## [WHAT IS ASKED]
Find every line with the word "eller". Copy those lines.

[Stored records]
— Begin —

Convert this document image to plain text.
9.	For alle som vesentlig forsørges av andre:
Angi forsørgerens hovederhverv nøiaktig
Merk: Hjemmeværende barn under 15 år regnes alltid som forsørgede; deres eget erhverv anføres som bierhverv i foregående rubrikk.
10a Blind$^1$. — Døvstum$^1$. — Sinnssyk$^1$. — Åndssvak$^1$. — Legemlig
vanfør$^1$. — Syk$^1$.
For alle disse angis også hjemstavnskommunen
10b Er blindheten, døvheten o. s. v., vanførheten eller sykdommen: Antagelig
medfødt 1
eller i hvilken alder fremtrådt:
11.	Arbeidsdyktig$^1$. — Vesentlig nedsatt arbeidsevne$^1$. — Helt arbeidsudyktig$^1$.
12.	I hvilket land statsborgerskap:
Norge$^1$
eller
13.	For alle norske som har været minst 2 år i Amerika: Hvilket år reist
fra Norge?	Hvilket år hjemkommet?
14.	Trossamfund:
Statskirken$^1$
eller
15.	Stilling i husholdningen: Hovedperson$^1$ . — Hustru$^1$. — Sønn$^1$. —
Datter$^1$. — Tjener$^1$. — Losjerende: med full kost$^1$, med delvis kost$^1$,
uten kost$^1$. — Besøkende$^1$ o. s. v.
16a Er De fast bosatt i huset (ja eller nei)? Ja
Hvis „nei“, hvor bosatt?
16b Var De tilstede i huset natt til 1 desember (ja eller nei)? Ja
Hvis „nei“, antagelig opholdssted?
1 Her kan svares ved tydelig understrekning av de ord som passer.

— End —

## [SOLUTION FOR THIS TASK]
10b Er blindheten, døvheten o. s. v., vanførheten eller sykdommen: Antagelig
eller i hvilken alder fremtrådt:
eller
eller
16a Er De fast bosatt i huset (ja eller nei)? Ja
16b Var De tilstede i huset natt til 1 desember (ja eller nei)? Ja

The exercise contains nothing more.